> **Given task**
Each record that follows should be repeated exactly, minus any images.

> **Exercise data**
>> start

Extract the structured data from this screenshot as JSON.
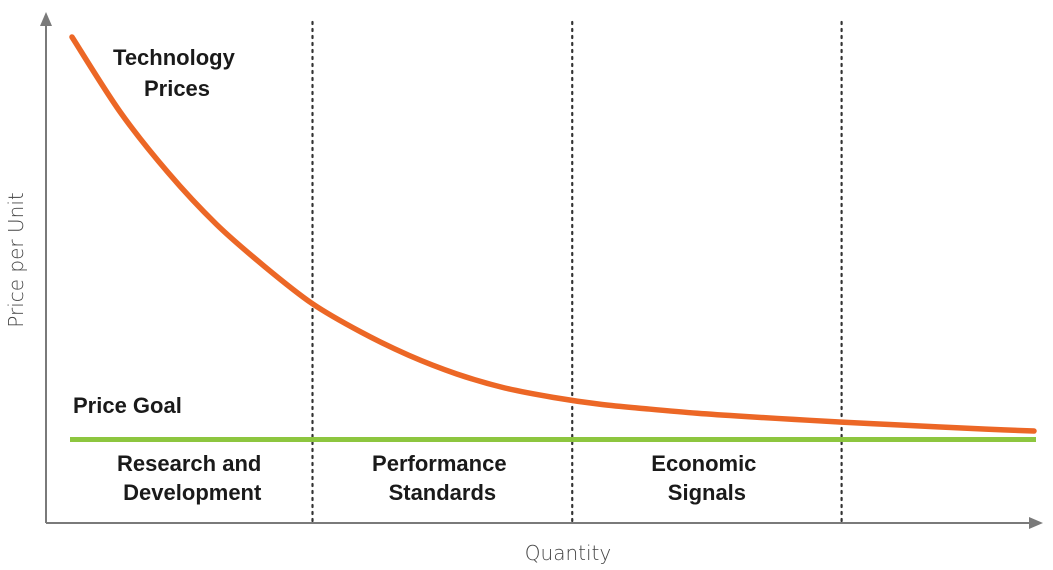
{
  "chart_data": {
    "type": "line",
    "title": "",
    "xlabel": "Quantity",
    "ylabel": "Price per Unit",
    "xlim": [
      0,
      100
    ],
    "ylim": [
      0,
      100
    ],
    "grid": false,
    "series": [
      {
        "name": "Technology Prices",
        "name_lines": [
          "Technology",
          "Prices"
        ],
        "color": "#ec6726",
        "x": [
          0,
          5,
          10,
          15,
          20,
          25,
          30,
          35,
          40,
          45,
          50,
          55,
          60,
          65,
          70,
          75,
          80,
          85,
          90,
          95,
          100
        ],
        "y": [
          100,
          84,
          71,
          60,
          51,
          43,
          37,
          32,
          28,
          25,
          23,
          21.5,
          20.5,
          19.6,
          18.9,
          18.3,
          17.7,
          17.2,
          16.7,
          16.2,
          15.8
        ]
      }
    ],
    "reference_lines": [
      {
        "name": "Price Goal",
        "y": 14,
        "color": "#8dc63f"
      }
    ],
    "dividers_x": [
      25,
      52,
      80
    ],
    "phases": [
      {
        "lines": [
          "Research and",
          "Development"
        ],
        "x_center": 12.5
      },
      {
        "lines": [
          "Performance",
          "Standards"
        ],
        "x_center": 38.5
      },
      {
        "lines": [
          "Economic",
          "Signals"
        ],
        "x_center": 66
      }
    ],
    "axis_color": "#7a7a7a",
    "divider_color": "#333333"
  }
}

>> end

> **Task response**
Extract the structured data from this screenshot as JSON.
{
  "chart_data": {
    "type": "line",
    "title": "",
    "xlabel": "Quantity",
    "ylabel": "Price per Unit",
    "xlim": [
      0,
      100
    ],
    "ylim": [
      0,
      100
    ],
    "grid": false,
    "series": [
      {
        "name": "Technology Prices",
        "name_lines": [
          "Technology",
          "Prices"
        ],
        "color": "#ec6726",
        "x": [
          0,
          5,
          10,
          15,
          20,
          25,
          30,
          35,
          40,
          45,
          50,
          55,
          60,
          65,
          70,
          75,
          80,
          85,
          90,
          95,
          100
        ],
        "y": [
          100,
          84,
          71,
          60,
          51,
          43,
          37,
          32,
          28,
          25,
          23,
          21.5,
          20.5,
          19.6,
          18.9,
          18.3,
          17.7,
          17.2,
          16.7,
          16.2,
          15.8
        ]
      }
    ],
    "reference_lines": [
      {
        "name": "Price Goal",
        "y": 14,
        "color": "#8dc63f"
      }
    ],
    "dividers_x": [
      25,
      52,
      80
    ],
    "phases": [
      {
        "lines": [
          "Research and",
          "Development"
        ],
        "x_center": 12.5
      },
      {
        "lines": [
          "Performance",
          "Standards"
        ],
        "x_center": 38.5
      },
      {
        "lines": [
          "Economic",
          "Signals"
        ],
        "x_center": 66
      }
    ],
    "axis_color": "#7a7a7a",
    "divider_color": "#333333"
  }
}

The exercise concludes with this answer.